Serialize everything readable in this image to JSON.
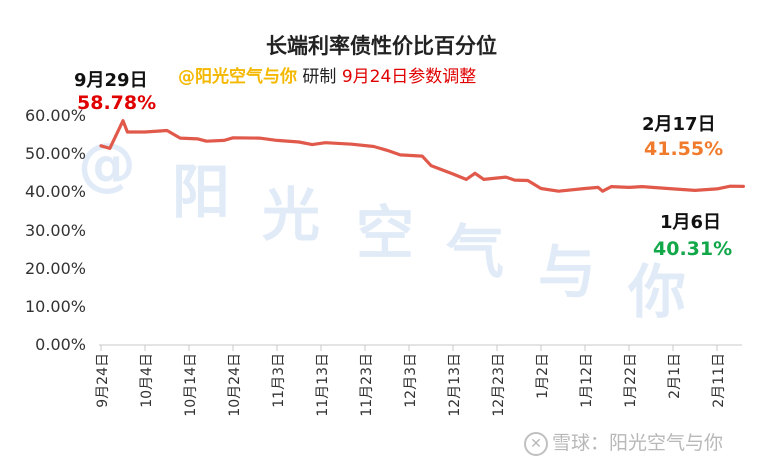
{
  "title": "长端利率债性价比百分位",
  "subtitle": {
    "author": "@阳光空气与你",
    "made_by": "研制",
    "note": "9月24日参数调整"
  },
  "annotations": {
    "peak": {
      "date": "9月29日",
      "value": "58.78%",
      "color": "#e00000"
    },
    "latest": {
      "date": "2月17日",
      "value": "41.55%",
      "color": "#f07b2c"
    },
    "low": {
      "date": "1月6日",
      "value": "40.31%",
      "color": "#12a84a"
    }
  },
  "watermark": {
    "main": [
      "@",
      "阳",
      "光",
      "空",
      "气",
      "与",
      "你"
    ],
    "footer": "雪球：阳光空气与你"
  },
  "chart_data": {
    "type": "line",
    "title": "长端利率债性价比百分位",
    "xlabel": "",
    "ylabel": "",
    "ylim": [
      0,
      60
    ],
    "yticks": [
      "0.00%",
      "10.00%",
      "20.00%",
      "30.00%",
      "40.00%",
      "50.00%",
      "60.00%"
    ],
    "xticks": [
      "9月24日",
      "10月4日",
      "10月14日",
      "10月24日",
      "11月3日",
      "11月13日",
      "11月23日",
      "12月3日",
      "12月13日",
      "12月23日",
      "1月2日",
      "1月12日",
      "1月22日",
      "2月1日",
      "2月11日"
    ],
    "grid": false,
    "legend": null,
    "line_color": "#e0594a",
    "series": [
      {
        "name": "长端利率债性价比百分位",
        "points": [
          {
            "x": "9月24日",
            "y": 52.2
          },
          {
            "x": "9月26日",
            "y": 51.5
          },
          {
            "x": "9月29日",
            "y": 58.78
          },
          {
            "x": "9月30日",
            "y": 55.8
          },
          {
            "x": "10月4日",
            "y": 55.8
          },
          {
            "x": "10月9日",
            "y": 56.2
          },
          {
            "x": "10月12日",
            "y": 54.2
          },
          {
            "x": "10月16日",
            "y": 54.0
          },
          {
            "x": "10月18日",
            "y": 53.4
          },
          {
            "x": "10月22日",
            "y": 53.6
          },
          {
            "x": "10月24日",
            "y": 54.3
          },
          {
            "x": "10月30日",
            "y": 54.2
          },
          {
            "x": "11月3日",
            "y": 53.6
          },
          {
            "x": "11月8日",
            "y": 53.2
          },
          {
            "x": "11月11日",
            "y": 52.5
          },
          {
            "x": "11月14日",
            "y": 53.0
          },
          {
            "x": "11月20日",
            "y": 52.6
          },
          {
            "x": "11月25日",
            "y": 52.0
          },
          {
            "x": "11月28日",
            "y": 51.0
          },
          {
            "x": "12月1日",
            "y": 49.8
          },
          {
            "x": "12月6日",
            "y": 49.5
          },
          {
            "x": "12月8日",
            "y": 47.0
          },
          {
            "x": "12月13日",
            "y": 44.8
          },
          {
            "x": "12月16日",
            "y": 43.4
          },
          {
            "x": "12月18日",
            "y": 45.0
          },
          {
            "x": "12月20日",
            "y": 43.4
          },
          {
            "x": "12月25日",
            "y": 44.0
          },
          {
            "x": "12月27日",
            "y": 43.2
          },
          {
            "x": "12月30日",
            "y": 43.1
          },
          {
            "x": "1月2日",
            "y": 41.0
          },
          {
            "x": "1月6日",
            "y": 40.31
          },
          {
            "x": "1月12日",
            "y": 41.0
          },
          {
            "x": "1月15日",
            "y": 41.3
          },
          {
            "x": "1月16日",
            "y": 40.3
          },
          {
            "x": "1月18日",
            "y": 41.5
          },
          {
            "x": "1月22日",
            "y": 41.3
          },
          {
            "x": "1月25日",
            "y": 41.5
          },
          {
            "x": "2月1日",
            "y": 40.9
          },
          {
            "x": "2月6日",
            "y": 40.5
          },
          {
            "x": "2月11日",
            "y": 40.9
          },
          {
            "x": "2月14日",
            "y": 41.6
          },
          {
            "x": "2月17日",
            "y": 41.55
          }
        ]
      }
    ]
  }
}
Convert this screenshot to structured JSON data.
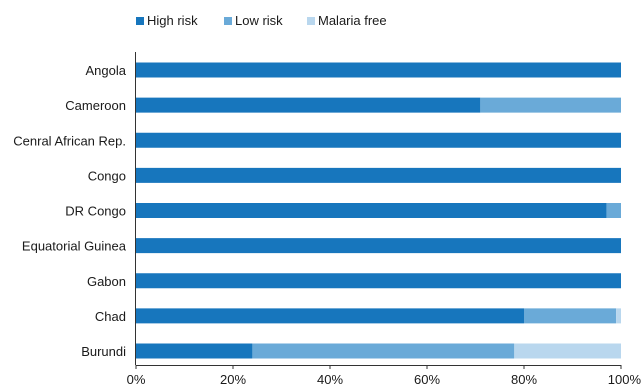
{
  "chart_data": {
    "type": "bar",
    "orientation": "horizontal",
    "stacked": true,
    "title": "",
    "xlabel": "",
    "ylabel": "",
    "xlim": [
      0,
      100
    ],
    "x_ticks": [
      "0%",
      "20%",
      "40%",
      "60%",
      "80%",
      "100%"
    ],
    "legend_position": "top-left",
    "grid": false,
    "categories": [
      "Angola",
      "Cameroon",
      "Cenral African Rep.",
      "Congo",
      "DR Congo",
      "Equatorial Guinea",
      "Gabon",
      "Chad",
      "Burundi"
    ],
    "series": [
      {
        "name": "High risk",
        "color": "#1776bd",
        "values": [
          100,
          71,
          100,
          100,
          97,
          100,
          100,
          80,
          24
        ]
      },
      {
        "name": "Low risk",
        "color": "#6aaad8",
        "values": [
          0,
          29,
          0,
          0,
          3,
          0,
          0,
          19,
          54
        ]
      },
      {
        "name": "Malaria free",
        "color": "#b9d7ee",
        "values": [
          0,
          0,
          0,
          0,
          0,
          0,
          0,
          1,
          22
        ]
      }
    ]
  }
}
::::::::
Take each line containing the string "this" and copy it out.

### Complete output
Serialize everything readable in this image to JSON.
Convert this screenshot to structured JSON data.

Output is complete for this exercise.